start Data excerpts

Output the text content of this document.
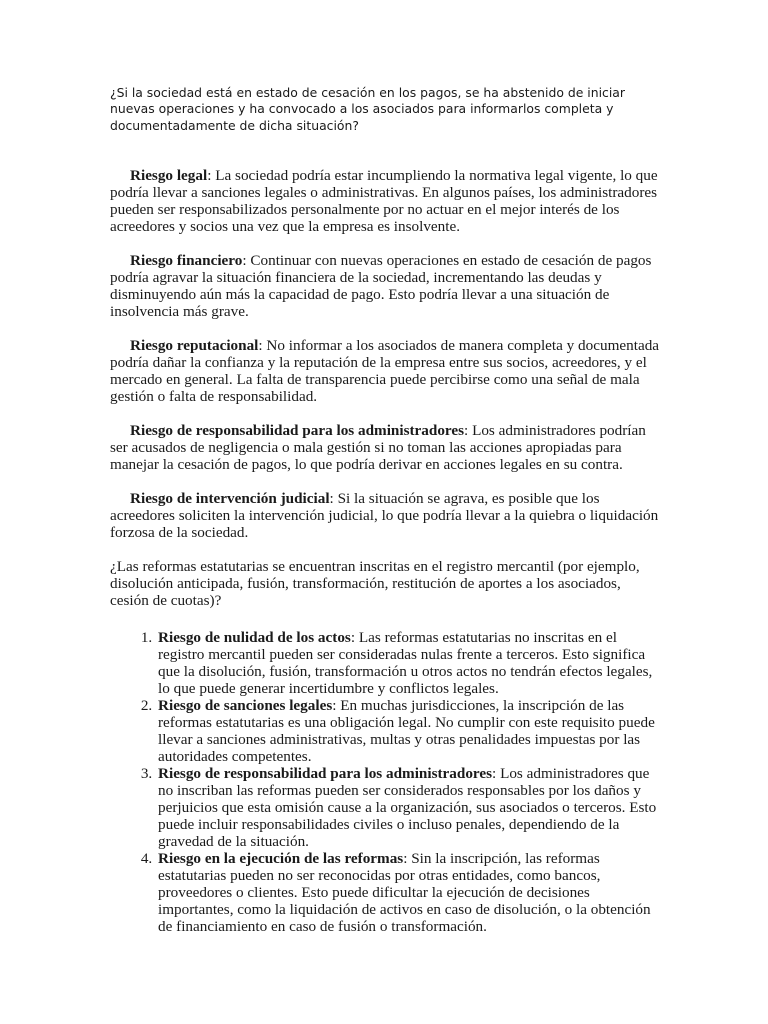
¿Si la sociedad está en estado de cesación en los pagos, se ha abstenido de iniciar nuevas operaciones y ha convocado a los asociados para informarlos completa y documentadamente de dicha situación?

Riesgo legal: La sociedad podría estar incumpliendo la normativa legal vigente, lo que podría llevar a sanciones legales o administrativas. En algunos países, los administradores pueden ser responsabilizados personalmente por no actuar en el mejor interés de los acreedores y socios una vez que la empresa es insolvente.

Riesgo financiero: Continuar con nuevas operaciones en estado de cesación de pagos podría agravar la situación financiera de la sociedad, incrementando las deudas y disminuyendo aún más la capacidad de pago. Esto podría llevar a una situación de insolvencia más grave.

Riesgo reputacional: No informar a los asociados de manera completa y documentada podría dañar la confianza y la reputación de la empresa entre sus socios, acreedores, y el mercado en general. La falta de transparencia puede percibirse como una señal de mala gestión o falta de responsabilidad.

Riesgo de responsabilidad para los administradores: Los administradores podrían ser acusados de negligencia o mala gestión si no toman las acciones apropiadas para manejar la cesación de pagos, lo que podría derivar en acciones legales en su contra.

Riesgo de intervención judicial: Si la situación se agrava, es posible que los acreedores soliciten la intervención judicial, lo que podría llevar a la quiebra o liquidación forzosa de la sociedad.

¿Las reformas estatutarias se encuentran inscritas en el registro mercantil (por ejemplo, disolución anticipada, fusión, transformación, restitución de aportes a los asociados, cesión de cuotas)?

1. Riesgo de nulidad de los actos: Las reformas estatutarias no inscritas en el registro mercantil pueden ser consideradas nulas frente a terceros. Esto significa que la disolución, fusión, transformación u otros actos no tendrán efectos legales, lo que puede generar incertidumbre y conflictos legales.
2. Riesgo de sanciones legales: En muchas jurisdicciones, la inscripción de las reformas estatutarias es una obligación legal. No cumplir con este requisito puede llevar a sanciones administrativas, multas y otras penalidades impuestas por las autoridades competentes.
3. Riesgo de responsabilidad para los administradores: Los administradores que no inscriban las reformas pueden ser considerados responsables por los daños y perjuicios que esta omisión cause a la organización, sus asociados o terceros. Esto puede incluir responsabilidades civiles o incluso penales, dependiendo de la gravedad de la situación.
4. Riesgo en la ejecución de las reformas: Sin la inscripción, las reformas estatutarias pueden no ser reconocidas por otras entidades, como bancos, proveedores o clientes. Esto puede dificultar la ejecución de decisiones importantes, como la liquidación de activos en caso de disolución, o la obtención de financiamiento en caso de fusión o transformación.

end Data excerpts
start Data excerpts

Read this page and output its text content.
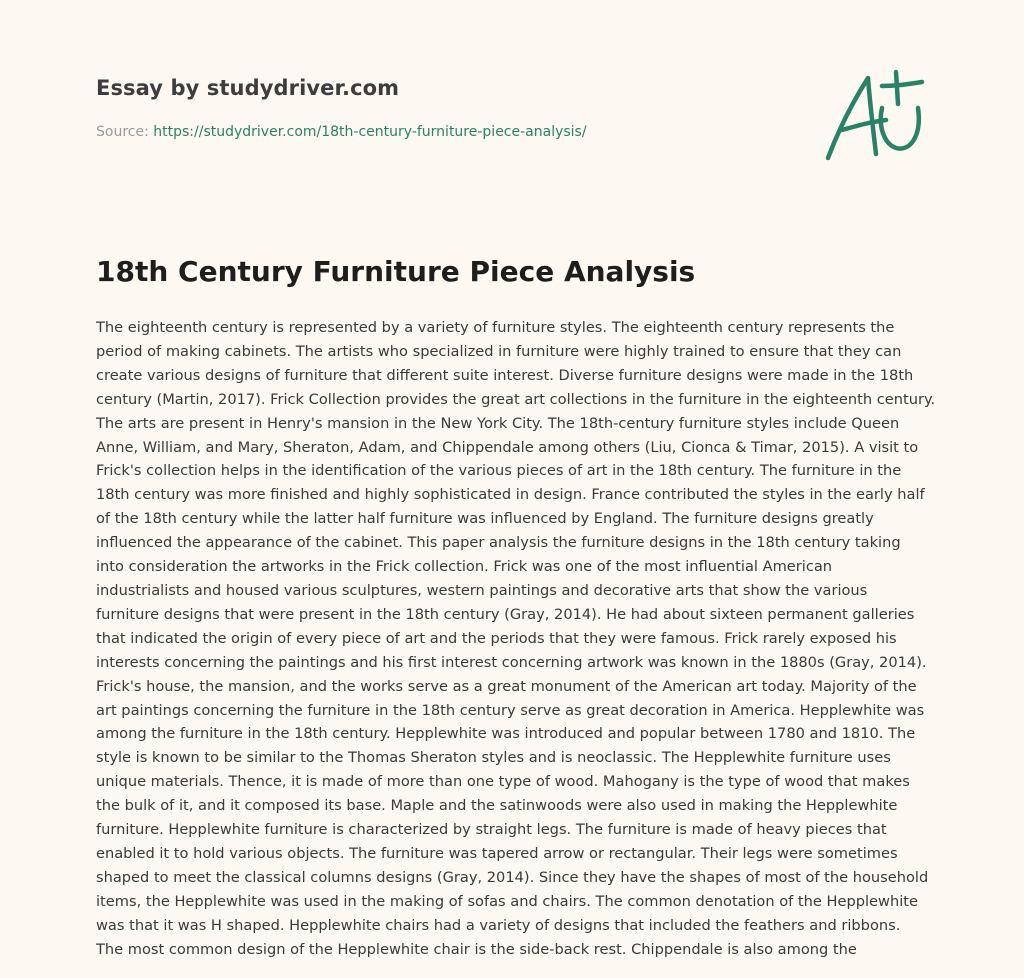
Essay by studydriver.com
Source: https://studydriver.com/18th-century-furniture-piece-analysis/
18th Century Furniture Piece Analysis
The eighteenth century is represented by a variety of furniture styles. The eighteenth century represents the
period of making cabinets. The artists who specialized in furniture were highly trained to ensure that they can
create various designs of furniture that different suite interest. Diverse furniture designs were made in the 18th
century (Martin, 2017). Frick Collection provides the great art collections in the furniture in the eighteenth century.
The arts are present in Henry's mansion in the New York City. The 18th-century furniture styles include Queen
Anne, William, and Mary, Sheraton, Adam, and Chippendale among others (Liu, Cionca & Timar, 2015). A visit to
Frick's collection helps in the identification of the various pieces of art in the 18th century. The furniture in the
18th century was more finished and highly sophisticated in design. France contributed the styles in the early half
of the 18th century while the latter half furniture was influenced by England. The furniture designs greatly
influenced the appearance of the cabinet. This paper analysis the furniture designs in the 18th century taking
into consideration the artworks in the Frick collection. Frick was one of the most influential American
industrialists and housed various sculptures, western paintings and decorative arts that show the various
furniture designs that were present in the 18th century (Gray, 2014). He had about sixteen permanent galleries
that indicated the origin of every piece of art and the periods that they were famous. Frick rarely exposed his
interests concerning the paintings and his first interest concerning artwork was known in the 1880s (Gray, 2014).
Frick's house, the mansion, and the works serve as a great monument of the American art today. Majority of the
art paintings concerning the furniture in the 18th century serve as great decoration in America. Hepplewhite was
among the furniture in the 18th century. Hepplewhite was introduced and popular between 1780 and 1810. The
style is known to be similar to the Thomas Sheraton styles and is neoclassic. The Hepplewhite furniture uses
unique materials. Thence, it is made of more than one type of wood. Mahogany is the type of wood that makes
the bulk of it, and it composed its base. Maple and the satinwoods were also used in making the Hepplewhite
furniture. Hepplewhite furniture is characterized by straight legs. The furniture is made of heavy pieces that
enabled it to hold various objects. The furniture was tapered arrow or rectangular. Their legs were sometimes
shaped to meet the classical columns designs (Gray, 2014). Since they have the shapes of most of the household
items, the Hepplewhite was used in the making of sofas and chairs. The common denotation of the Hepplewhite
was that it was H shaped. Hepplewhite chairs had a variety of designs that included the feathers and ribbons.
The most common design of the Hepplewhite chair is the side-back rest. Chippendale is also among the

end Data excerpts

__Written problem__. Filter the listing for the word "registro" and copy every line that holds it.

__Completed task__.
¿Las reformas estatutarias se encuentran inscritas en el registro mercantil (por ejemplo, disolución anticipada, fusión, transformación, restitución de aportes a los asociados, cesión de cuotas)?
1. Riesgo de nulidad de los actos: Las reformas estatutarias no inscritas en el registro mercantil pueden ser consideradas nulas frente a terceros. Esto significa que la disolución, fusión, transformación u otros actos no tendrán efectos legales, lo que puede generar incertidumbre y conflictos legales.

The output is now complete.